To do
From the records below, pull each line that has "Koidz".

Dataset records
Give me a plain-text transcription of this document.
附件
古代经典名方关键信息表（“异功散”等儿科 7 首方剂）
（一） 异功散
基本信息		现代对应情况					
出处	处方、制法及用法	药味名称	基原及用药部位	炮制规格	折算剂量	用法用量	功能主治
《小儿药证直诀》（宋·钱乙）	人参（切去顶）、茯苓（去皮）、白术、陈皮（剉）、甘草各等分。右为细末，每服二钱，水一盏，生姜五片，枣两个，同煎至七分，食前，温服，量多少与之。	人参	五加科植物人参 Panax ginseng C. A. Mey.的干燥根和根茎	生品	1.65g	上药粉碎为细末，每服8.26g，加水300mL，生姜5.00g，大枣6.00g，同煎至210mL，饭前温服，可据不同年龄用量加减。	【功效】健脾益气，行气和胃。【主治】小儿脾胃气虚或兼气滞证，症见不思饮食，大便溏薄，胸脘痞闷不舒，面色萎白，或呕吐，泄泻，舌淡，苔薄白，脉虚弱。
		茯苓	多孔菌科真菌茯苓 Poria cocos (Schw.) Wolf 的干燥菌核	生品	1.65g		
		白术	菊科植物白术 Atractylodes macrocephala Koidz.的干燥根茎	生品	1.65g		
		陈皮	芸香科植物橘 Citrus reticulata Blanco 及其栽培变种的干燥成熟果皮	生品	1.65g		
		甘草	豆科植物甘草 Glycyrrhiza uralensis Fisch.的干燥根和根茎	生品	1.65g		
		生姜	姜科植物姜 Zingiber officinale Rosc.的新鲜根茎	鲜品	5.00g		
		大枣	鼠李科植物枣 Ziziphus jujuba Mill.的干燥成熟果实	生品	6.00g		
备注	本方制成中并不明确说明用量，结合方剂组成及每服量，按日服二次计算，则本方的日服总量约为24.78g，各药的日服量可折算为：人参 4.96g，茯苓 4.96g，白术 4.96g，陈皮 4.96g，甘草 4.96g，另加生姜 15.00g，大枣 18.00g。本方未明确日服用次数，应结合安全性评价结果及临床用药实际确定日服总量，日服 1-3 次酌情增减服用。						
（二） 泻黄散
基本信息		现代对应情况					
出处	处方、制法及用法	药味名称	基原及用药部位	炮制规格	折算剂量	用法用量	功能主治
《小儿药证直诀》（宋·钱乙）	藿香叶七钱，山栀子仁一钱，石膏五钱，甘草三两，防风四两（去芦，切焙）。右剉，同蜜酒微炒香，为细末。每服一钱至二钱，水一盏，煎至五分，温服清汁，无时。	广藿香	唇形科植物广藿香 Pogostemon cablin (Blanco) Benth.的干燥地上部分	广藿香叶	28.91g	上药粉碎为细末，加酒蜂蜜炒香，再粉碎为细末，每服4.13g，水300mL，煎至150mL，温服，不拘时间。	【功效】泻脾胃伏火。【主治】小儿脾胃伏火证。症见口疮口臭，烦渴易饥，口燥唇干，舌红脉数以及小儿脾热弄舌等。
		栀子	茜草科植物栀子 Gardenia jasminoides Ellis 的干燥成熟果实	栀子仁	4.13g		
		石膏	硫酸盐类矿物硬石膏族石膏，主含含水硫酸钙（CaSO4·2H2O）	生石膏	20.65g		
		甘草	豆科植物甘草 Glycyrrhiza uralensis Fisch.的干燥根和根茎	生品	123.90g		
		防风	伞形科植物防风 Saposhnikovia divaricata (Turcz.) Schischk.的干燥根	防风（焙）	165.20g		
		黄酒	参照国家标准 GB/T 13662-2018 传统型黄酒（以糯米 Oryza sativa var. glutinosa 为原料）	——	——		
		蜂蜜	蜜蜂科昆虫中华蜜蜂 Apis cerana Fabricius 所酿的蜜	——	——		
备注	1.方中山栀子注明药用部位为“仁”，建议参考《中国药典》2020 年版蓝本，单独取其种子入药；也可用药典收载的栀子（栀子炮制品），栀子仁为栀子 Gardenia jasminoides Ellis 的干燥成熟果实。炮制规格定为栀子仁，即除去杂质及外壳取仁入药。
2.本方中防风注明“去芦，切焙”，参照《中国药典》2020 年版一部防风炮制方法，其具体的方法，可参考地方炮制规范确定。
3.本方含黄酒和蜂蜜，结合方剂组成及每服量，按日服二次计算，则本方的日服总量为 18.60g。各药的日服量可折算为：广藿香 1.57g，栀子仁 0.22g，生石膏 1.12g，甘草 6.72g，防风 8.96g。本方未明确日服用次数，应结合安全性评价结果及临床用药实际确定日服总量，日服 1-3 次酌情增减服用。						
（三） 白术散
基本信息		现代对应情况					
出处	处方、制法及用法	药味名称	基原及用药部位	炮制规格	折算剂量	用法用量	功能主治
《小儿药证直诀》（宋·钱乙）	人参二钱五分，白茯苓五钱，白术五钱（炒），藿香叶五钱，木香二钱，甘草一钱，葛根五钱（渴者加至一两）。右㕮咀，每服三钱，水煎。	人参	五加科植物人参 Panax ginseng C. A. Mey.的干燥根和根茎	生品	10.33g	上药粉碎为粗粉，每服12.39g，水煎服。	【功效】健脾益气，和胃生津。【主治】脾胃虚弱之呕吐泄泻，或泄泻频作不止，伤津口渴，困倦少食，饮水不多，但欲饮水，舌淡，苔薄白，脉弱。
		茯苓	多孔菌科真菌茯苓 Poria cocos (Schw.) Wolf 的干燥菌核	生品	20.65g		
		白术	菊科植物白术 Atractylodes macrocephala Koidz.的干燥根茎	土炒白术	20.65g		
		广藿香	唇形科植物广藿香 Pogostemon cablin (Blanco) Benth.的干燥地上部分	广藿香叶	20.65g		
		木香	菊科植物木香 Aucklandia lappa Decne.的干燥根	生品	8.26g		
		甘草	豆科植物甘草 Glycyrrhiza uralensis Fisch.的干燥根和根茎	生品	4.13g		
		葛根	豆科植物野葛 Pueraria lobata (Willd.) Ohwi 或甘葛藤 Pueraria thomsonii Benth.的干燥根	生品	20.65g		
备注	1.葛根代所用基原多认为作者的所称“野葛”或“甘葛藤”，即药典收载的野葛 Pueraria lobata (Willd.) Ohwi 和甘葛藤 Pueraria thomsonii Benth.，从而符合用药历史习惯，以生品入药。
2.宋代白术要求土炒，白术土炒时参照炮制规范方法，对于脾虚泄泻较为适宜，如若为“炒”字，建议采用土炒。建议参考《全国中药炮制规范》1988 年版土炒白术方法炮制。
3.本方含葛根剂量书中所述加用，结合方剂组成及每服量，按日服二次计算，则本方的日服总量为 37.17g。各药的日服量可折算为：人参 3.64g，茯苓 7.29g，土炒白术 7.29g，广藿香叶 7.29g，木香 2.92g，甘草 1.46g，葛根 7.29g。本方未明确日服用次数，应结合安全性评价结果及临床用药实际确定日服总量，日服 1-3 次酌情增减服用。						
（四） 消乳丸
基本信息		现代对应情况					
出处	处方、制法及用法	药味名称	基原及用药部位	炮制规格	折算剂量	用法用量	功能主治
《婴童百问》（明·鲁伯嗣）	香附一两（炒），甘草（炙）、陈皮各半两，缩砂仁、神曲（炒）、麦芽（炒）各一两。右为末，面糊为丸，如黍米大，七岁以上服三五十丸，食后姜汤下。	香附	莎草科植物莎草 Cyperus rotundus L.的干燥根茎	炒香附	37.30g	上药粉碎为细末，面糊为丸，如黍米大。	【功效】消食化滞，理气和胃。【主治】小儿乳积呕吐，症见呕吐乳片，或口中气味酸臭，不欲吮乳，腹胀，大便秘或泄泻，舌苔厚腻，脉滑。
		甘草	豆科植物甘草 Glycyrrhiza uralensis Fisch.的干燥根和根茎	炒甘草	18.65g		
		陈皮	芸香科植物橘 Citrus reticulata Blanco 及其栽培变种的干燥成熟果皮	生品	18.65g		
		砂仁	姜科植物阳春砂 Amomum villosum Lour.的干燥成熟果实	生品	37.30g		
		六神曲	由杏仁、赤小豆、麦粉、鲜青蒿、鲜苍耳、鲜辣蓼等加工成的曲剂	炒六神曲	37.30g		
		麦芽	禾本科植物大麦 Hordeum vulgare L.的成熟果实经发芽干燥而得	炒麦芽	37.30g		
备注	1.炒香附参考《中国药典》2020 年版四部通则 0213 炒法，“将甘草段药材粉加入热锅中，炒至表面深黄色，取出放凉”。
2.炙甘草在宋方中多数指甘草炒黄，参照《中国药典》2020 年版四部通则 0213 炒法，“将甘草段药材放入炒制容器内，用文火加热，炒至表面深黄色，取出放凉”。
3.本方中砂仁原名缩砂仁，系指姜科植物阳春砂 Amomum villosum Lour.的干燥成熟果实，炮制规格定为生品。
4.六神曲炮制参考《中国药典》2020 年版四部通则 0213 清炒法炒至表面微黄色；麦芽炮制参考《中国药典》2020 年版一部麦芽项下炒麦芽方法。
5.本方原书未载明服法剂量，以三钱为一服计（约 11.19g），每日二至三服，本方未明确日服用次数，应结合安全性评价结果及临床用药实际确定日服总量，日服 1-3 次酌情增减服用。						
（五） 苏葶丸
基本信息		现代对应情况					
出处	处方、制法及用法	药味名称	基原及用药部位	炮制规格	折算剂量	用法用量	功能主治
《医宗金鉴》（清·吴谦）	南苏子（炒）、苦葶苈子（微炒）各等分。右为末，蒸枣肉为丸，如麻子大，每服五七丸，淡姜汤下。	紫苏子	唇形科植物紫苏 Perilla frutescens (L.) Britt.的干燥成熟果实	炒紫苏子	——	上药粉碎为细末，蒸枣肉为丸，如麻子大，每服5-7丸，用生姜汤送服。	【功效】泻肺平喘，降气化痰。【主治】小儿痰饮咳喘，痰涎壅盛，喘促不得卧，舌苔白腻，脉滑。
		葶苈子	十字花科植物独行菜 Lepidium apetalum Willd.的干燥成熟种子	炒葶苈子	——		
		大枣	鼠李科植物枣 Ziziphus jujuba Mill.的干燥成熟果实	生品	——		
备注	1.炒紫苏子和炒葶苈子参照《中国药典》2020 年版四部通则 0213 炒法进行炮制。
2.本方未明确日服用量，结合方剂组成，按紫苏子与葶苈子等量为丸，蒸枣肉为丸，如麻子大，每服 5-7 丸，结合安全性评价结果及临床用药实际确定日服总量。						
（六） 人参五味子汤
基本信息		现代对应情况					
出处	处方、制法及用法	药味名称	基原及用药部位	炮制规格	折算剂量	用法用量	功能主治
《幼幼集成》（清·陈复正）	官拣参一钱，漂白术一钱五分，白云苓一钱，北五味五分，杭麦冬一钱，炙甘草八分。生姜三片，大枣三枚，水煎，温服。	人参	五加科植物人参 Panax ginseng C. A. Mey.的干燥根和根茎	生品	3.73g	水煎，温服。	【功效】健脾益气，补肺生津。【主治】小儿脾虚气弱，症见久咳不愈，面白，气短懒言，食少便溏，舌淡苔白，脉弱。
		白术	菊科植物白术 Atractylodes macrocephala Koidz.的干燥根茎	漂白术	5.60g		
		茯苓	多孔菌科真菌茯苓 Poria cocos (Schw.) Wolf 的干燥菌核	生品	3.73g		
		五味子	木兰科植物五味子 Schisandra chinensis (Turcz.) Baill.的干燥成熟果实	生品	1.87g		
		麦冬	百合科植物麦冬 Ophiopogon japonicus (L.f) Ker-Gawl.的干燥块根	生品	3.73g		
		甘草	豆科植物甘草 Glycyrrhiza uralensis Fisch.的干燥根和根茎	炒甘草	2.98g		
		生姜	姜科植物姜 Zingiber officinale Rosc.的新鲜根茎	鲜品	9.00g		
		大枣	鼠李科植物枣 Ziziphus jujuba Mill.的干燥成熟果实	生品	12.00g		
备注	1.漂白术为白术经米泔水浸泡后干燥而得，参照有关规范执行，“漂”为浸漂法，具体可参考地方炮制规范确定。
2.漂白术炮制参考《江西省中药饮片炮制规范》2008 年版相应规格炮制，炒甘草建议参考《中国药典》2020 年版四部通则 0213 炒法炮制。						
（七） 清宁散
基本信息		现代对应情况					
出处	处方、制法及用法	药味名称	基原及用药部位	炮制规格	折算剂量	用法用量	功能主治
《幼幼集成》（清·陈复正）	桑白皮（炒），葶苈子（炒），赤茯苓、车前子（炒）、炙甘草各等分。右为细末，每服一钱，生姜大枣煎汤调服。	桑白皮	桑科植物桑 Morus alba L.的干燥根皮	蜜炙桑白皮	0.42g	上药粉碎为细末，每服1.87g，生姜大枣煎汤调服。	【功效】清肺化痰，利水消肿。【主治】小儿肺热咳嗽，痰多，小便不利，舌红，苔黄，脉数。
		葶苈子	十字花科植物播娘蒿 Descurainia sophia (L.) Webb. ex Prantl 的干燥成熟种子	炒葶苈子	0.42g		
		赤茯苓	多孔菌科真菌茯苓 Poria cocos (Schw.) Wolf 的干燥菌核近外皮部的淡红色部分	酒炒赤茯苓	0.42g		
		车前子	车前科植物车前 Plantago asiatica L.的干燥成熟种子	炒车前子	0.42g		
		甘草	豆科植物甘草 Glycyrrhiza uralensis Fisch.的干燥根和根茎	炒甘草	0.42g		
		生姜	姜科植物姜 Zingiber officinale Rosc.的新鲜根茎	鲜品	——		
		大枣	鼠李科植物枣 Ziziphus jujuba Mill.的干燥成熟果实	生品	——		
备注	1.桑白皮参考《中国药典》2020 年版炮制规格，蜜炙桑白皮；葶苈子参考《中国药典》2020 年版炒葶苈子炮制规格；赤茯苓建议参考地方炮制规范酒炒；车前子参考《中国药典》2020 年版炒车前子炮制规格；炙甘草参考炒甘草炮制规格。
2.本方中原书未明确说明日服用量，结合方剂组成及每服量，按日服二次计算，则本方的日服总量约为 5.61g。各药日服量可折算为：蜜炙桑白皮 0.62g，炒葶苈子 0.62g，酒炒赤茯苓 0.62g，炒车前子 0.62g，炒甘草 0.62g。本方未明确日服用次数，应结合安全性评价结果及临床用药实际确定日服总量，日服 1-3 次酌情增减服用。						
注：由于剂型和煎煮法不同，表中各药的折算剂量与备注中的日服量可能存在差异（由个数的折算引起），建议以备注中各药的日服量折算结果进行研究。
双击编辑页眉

Response to the exercise
		白术	菊科植物白术 Atractylodes macrocephala Koidz.的干燥根茎	生品	1.65g		
		白术	菊科植物白术 Atractylodes macrocephala Koidz.的干燥根茎	土炒白术	20.65g		
		白术	菊科植物白术 Atractylodes macrocephala Koidz.的干燥根茎	漂白术	5.60g		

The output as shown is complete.